Task to carry out: Show every line in the entries below where the word "from" appears.

-- -- --

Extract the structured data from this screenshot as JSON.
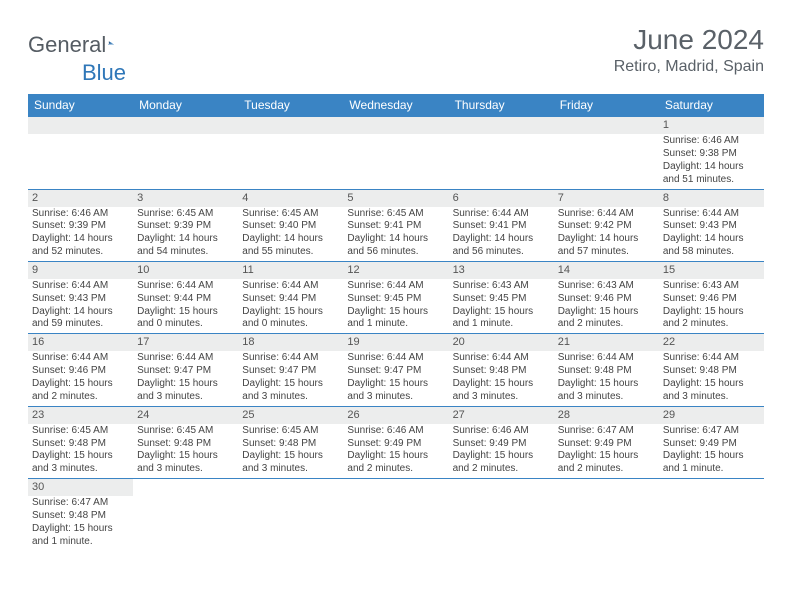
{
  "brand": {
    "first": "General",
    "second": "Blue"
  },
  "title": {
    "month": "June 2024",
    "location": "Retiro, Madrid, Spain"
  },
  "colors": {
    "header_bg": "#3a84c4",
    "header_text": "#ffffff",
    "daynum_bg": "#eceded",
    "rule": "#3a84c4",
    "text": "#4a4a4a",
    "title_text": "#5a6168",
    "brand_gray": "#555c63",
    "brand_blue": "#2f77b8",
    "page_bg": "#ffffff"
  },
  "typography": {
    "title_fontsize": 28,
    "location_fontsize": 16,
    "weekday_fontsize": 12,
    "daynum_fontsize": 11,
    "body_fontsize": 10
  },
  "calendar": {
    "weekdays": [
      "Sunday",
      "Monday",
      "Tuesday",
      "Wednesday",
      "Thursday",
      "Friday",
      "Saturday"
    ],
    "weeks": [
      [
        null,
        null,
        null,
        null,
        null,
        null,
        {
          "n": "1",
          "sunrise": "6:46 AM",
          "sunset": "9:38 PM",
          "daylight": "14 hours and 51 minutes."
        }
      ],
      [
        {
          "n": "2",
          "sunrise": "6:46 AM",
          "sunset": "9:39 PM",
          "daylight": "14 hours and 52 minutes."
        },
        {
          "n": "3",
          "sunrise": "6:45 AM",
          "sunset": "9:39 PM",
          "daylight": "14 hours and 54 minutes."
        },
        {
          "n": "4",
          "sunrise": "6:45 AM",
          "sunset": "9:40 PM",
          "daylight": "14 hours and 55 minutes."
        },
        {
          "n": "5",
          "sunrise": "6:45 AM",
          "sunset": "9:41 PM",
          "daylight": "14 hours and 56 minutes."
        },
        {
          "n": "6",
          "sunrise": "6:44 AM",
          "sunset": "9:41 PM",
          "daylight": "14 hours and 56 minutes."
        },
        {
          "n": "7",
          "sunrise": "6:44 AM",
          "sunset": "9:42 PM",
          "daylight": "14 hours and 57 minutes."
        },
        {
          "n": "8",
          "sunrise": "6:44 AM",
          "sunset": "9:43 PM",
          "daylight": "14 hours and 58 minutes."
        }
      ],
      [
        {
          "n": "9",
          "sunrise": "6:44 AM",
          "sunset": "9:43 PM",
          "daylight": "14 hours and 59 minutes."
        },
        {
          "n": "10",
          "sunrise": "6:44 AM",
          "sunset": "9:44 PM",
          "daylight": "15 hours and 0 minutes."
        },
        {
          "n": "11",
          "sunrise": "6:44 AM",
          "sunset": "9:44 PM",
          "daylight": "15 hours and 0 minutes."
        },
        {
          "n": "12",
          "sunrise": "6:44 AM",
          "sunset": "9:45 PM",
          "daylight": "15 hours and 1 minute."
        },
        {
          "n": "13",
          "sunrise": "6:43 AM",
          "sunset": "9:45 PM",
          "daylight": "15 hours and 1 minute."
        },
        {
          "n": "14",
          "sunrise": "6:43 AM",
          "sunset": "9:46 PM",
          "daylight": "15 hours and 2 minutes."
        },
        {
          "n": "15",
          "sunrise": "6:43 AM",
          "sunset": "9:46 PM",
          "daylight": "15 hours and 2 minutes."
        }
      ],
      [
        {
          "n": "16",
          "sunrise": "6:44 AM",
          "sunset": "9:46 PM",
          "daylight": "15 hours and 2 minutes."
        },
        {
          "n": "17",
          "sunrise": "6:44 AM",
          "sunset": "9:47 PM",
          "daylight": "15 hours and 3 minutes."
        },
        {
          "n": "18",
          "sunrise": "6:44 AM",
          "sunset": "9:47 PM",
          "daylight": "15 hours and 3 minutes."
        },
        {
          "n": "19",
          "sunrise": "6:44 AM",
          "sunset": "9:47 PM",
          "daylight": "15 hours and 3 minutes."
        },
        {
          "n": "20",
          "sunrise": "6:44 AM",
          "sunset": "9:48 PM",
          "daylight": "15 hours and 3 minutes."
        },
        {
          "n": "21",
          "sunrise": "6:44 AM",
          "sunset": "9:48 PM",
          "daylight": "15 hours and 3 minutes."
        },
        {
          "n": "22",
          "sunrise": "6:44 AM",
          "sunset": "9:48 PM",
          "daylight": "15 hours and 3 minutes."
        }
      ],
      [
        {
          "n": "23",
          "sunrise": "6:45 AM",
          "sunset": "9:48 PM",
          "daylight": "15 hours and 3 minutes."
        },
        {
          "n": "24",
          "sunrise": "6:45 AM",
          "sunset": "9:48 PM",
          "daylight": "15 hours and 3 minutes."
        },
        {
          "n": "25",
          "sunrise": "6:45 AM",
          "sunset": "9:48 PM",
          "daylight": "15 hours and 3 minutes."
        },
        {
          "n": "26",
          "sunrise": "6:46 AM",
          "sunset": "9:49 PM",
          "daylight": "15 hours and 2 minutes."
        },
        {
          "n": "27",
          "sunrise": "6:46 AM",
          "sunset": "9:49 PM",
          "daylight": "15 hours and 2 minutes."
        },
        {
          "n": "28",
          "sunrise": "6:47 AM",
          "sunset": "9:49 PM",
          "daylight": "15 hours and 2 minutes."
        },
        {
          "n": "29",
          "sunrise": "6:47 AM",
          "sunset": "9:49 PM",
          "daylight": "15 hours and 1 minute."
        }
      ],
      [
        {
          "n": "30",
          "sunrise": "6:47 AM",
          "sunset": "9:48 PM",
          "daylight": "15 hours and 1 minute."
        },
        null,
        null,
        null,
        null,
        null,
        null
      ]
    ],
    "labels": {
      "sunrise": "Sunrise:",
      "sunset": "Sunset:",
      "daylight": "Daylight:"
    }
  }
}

-- -- --

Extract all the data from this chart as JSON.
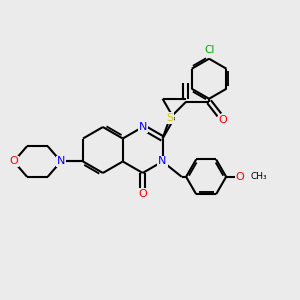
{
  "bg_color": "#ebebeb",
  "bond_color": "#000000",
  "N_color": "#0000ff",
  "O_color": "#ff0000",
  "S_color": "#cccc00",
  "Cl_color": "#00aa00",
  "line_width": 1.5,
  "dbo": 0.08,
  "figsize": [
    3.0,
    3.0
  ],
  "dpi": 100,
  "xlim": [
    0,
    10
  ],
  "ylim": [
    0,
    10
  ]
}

-- -- --

Answer in full:
Extract the structured data from this screenshot as JSON.
Extract all the data from this chart as JSON.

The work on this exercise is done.